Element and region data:
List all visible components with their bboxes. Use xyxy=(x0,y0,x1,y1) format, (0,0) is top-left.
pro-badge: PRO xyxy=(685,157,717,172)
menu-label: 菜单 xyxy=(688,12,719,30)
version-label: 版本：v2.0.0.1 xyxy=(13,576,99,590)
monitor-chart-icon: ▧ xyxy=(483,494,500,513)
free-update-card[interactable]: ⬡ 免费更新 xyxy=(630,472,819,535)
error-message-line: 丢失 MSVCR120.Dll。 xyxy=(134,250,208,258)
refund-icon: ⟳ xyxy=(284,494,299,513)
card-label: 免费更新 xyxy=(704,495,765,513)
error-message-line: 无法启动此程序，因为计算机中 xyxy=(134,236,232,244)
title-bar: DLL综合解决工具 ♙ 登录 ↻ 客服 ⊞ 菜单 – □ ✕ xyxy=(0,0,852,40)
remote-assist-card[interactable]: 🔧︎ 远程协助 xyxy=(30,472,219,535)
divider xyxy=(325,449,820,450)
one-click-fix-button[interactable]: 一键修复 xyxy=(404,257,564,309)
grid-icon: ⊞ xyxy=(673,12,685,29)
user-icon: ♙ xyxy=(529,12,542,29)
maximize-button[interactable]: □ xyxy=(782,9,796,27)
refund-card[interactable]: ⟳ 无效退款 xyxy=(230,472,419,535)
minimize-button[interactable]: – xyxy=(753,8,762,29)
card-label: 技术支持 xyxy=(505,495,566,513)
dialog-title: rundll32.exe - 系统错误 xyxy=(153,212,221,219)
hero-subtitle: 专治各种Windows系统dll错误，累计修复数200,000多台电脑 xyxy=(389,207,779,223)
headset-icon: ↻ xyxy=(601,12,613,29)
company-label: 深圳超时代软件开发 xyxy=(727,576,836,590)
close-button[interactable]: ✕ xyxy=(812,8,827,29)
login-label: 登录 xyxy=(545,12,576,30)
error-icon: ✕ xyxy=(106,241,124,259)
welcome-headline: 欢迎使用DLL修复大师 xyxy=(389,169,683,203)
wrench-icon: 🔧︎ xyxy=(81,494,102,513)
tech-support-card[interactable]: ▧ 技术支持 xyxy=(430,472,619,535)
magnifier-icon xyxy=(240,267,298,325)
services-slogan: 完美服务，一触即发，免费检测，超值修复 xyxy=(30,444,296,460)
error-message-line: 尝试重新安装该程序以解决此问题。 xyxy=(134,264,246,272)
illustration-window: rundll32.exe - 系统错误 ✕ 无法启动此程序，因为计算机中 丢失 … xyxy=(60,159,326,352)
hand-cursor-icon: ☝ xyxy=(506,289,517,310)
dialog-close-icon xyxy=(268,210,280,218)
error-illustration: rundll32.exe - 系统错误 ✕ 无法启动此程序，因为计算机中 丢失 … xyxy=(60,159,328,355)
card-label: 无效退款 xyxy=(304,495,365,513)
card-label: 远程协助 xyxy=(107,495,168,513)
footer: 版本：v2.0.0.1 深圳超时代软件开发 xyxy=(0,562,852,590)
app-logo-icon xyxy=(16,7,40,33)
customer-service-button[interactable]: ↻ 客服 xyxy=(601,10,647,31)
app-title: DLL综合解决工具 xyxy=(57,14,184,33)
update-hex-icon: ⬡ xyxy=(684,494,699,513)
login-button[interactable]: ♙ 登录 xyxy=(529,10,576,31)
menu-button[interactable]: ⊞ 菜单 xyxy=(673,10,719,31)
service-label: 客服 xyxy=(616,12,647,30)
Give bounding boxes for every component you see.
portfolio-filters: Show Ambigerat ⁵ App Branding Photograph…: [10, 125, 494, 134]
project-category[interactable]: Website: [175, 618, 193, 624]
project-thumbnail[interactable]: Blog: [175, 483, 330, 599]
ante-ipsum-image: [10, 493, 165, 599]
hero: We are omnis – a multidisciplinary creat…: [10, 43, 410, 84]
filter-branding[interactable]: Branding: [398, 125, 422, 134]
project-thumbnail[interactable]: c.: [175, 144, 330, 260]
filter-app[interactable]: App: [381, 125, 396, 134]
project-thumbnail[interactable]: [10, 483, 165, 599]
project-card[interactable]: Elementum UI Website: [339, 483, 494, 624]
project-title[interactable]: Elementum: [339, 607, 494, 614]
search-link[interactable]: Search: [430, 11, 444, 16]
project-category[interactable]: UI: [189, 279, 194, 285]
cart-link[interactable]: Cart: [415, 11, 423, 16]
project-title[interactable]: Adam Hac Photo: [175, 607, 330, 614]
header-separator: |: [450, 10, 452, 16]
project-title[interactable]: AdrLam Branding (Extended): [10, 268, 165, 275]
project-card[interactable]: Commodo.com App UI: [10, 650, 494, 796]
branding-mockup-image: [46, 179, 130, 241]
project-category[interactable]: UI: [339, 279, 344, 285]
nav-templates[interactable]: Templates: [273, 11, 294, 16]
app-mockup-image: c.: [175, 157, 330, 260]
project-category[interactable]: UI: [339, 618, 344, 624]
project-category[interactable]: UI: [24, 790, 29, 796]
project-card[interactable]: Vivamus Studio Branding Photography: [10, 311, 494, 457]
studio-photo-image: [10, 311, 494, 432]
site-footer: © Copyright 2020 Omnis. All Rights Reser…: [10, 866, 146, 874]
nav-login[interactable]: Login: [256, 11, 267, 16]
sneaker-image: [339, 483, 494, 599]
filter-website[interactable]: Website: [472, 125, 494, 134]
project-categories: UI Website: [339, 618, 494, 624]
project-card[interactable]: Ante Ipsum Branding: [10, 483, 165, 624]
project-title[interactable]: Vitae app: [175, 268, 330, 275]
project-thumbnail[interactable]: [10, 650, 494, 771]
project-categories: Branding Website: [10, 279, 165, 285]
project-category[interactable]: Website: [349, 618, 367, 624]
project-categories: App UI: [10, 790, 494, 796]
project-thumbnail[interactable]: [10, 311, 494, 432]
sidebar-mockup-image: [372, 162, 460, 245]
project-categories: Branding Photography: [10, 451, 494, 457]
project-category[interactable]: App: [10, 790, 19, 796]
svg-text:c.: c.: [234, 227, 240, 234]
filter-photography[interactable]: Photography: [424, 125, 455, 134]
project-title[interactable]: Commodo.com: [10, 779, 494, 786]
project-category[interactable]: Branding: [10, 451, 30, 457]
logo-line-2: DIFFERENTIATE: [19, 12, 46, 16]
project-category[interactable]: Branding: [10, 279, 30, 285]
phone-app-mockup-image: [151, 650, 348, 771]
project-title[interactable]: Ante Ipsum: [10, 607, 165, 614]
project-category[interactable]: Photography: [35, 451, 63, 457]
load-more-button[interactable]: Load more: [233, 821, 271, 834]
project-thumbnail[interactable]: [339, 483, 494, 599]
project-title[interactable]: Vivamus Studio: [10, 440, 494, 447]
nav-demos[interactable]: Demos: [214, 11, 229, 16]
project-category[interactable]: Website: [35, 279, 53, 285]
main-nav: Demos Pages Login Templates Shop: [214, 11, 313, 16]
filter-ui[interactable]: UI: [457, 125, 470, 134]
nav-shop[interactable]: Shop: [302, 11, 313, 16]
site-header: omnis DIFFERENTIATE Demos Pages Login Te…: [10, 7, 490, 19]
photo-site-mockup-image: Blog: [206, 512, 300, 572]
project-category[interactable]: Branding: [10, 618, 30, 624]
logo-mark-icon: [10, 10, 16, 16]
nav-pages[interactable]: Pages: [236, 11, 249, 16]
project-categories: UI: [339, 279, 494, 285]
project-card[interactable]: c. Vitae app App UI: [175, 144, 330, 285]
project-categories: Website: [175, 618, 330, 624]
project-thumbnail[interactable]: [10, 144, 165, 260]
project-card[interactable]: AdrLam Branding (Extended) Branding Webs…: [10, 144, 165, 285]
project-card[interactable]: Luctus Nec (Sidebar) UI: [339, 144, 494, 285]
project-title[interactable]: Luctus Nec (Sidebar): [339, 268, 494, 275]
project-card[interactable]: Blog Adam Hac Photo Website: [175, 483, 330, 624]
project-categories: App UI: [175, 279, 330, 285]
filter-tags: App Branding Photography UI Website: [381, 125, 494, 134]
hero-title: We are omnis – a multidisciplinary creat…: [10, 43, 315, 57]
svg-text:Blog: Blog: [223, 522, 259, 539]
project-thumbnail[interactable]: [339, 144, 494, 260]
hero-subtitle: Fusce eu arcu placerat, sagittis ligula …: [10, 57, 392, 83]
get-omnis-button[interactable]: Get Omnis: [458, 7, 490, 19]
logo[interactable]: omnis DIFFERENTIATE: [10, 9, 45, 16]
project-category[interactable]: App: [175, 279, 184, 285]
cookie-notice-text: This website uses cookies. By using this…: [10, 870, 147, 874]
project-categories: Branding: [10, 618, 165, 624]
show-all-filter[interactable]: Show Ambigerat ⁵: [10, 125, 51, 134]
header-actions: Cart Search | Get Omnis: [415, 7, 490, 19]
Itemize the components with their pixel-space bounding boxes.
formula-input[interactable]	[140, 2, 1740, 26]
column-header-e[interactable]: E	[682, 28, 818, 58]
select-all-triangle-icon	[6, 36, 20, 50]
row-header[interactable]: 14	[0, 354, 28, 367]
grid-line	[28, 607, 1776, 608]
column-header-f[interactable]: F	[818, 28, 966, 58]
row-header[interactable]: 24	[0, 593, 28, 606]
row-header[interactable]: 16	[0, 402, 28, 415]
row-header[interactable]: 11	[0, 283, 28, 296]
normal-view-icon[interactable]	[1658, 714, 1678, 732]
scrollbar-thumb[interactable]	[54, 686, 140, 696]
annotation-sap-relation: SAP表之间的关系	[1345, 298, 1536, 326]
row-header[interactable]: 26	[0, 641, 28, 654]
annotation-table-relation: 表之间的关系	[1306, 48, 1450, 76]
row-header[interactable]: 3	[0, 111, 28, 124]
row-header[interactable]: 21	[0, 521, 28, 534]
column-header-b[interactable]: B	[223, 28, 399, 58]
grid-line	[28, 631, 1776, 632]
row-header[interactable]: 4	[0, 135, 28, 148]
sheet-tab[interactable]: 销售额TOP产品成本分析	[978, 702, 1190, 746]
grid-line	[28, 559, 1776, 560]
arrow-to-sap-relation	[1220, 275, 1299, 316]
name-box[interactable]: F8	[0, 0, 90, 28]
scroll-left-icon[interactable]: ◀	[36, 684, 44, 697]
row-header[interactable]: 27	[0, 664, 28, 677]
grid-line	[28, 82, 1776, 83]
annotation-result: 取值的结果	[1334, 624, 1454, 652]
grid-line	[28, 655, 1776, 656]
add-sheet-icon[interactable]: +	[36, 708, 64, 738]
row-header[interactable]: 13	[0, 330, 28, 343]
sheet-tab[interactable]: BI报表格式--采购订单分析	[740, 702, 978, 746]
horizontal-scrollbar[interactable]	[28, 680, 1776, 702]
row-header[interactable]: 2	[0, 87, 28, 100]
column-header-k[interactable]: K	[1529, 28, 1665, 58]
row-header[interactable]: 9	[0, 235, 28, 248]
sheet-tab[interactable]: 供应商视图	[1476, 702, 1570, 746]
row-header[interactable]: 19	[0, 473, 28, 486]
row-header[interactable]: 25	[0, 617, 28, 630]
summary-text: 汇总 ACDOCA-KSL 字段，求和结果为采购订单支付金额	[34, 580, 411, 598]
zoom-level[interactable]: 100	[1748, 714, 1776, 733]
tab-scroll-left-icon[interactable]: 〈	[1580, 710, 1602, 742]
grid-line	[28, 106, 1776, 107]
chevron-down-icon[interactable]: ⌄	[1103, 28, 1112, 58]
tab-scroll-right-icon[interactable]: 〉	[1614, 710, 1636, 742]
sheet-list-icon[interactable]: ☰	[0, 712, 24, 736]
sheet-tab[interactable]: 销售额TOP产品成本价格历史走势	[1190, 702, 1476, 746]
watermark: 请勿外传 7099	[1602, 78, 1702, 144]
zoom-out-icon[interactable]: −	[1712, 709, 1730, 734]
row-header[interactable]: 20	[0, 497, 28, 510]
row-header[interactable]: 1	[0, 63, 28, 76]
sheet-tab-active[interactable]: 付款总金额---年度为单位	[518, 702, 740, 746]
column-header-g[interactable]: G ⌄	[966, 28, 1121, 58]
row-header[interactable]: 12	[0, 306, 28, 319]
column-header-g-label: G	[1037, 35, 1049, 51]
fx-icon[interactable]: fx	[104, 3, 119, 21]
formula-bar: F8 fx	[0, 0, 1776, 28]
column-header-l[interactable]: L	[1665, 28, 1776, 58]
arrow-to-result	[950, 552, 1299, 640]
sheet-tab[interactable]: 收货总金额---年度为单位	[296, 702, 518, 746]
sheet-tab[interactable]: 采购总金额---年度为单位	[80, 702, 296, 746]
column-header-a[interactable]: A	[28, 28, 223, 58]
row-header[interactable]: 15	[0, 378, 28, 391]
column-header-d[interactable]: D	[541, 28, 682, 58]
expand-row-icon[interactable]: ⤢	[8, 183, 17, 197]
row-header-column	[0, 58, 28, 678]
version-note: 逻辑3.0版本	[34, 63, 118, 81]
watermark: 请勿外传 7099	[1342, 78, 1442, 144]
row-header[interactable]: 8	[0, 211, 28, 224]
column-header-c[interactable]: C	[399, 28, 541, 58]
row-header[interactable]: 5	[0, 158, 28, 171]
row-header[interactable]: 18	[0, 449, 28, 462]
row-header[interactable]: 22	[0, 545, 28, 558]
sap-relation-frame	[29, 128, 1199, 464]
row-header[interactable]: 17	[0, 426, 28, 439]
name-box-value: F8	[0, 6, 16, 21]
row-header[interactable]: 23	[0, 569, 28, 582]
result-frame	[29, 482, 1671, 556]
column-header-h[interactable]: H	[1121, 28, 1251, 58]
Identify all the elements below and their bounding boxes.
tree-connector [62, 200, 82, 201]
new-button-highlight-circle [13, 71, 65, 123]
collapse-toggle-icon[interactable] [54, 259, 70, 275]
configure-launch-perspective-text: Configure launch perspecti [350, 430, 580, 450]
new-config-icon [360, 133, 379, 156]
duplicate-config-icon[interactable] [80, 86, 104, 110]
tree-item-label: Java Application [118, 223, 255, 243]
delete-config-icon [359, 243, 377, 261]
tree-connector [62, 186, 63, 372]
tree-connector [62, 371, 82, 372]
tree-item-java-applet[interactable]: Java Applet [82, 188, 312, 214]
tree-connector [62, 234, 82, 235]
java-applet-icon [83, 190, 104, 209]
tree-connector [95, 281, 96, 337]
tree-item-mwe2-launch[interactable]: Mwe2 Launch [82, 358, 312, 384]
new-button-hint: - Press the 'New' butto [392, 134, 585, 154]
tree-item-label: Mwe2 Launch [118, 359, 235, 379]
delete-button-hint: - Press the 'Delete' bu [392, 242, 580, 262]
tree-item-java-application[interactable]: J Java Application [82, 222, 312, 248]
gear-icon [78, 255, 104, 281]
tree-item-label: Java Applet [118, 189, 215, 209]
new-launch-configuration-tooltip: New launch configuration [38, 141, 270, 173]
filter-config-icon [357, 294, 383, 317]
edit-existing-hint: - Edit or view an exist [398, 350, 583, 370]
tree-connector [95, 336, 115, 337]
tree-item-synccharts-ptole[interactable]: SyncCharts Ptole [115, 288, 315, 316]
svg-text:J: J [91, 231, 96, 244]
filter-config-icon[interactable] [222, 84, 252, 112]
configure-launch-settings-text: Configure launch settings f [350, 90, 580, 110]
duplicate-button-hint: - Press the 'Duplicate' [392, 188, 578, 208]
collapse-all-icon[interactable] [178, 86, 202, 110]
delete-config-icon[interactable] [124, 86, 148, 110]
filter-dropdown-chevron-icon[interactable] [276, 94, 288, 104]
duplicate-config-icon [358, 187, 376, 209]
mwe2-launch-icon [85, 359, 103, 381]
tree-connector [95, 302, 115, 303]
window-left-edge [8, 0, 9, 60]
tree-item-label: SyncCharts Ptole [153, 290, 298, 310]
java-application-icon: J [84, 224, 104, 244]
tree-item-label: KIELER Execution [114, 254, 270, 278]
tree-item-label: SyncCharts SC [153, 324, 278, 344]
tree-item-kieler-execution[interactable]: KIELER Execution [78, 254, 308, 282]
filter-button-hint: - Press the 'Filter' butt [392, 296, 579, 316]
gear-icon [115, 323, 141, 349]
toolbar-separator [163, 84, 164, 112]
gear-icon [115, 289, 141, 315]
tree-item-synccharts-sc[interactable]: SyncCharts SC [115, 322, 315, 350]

- **THE TASK**
Copy the entries from the start through the line containing "illustration-window: rundll32.exe - 系统错误", changing each "error-message-line" to "error-text-line" and leaving everything else unchanged.

- **ANSWER IN FULL**
List all visible components with their bboxes. Use xyxy=(x0,y0,x1,y1) format, (0,0) is top-left.
pro-badge: PRO xyxy=(685,157,717,172)
menu-label: 菜单 xyxy=(688,12,719,30)
version-label: 版本：v2.0.0.1 xyxy=(13,576,99,590)
monitor-chart-icon: ▧ xyxy=(483,494,500,513)
free-update-card[interactable]: ⬡ 免费更新 xyxy=(630,472,819,535)
error-text-line: 丢失 MSVCR120.Dll。 xyxy=(134,250,208,258)
refund-icon: ⟳ xyxy=(284,494,299,513)
card-label: 免费更新 xyxy=(704,495,765,513)
error-text-line: 无法启动此程序，因为计算机中 xyxy=(134,236,232,244)
title-bar: DLL综合解决工具 ♙ 登录 ↻ 客服 ⊞ 菜单 – □ ✕ xyxy=(0,0,852,40)
remote-assist-card[interactable]: 🔧︎ 远程协助 xyxy=(30,472,219,535)
divider xyxy=(325,449,820,450)
one-click-fix-button[interactable]: 一键修复 xyxy=(404,257,564,309)
grid-icon: ⊞ xyxy=(673,12,685,29)
user-icon: ♙ xyxy=(529,12,542,29)
maximize-button[interactable]: □ xyxy=(782,9,796,27)
refund-card[interactable]: ⟳ 无效退款 xyxy=(230,472,419,535)
minimize-button[interactable]: – xyxy=(753,8,762,29)
card-label: 技术支持 xyxy=(505,495,566,513)
dialog-title: rundll32.exe - 系统错误 xyxy=(153,212,221,219)
hero-subtitle: 专治各种Windows系统dll错误，累计修复数200,000多台电脑 xyxy=(389,207,779,223)
headset-icon: ↻ xyxy=(601,12,613,29)
company-label: 深圳超时代软件开发 xyxy=(727,576,836,590)
close-button[interactable]: ✕ xyxy=(812,8,827,29)
login-label: 登录 xyxy=(545,12,576,30)
error-icon: ✕ xyxy=(106,241,124,259)
welcome-headline: 欢迎使用DLL修复大师 xyxy=(389,169,683,203)
wrench-icon: 🔧︎ xyxy=(81,494,102,513)
tech-support-card[interactable]: ▧ 技术支持 xyxy=(430,472,619,535)
magnifier-icon xyxy=(240,267,298,325)
services-slogan: 完美服务，一触即发，免费检测，超值修复 xyxy=(30,444,296,460)
error-text-line: 尝试重新安装该程序以解决此问题。 xyxy=(134,264,246,272)
illustration-window: rundll32.exe - 系统错误 ✕ 无法启动此程序，因为计算机中 丢失 … xyxy=(60,159,326,352)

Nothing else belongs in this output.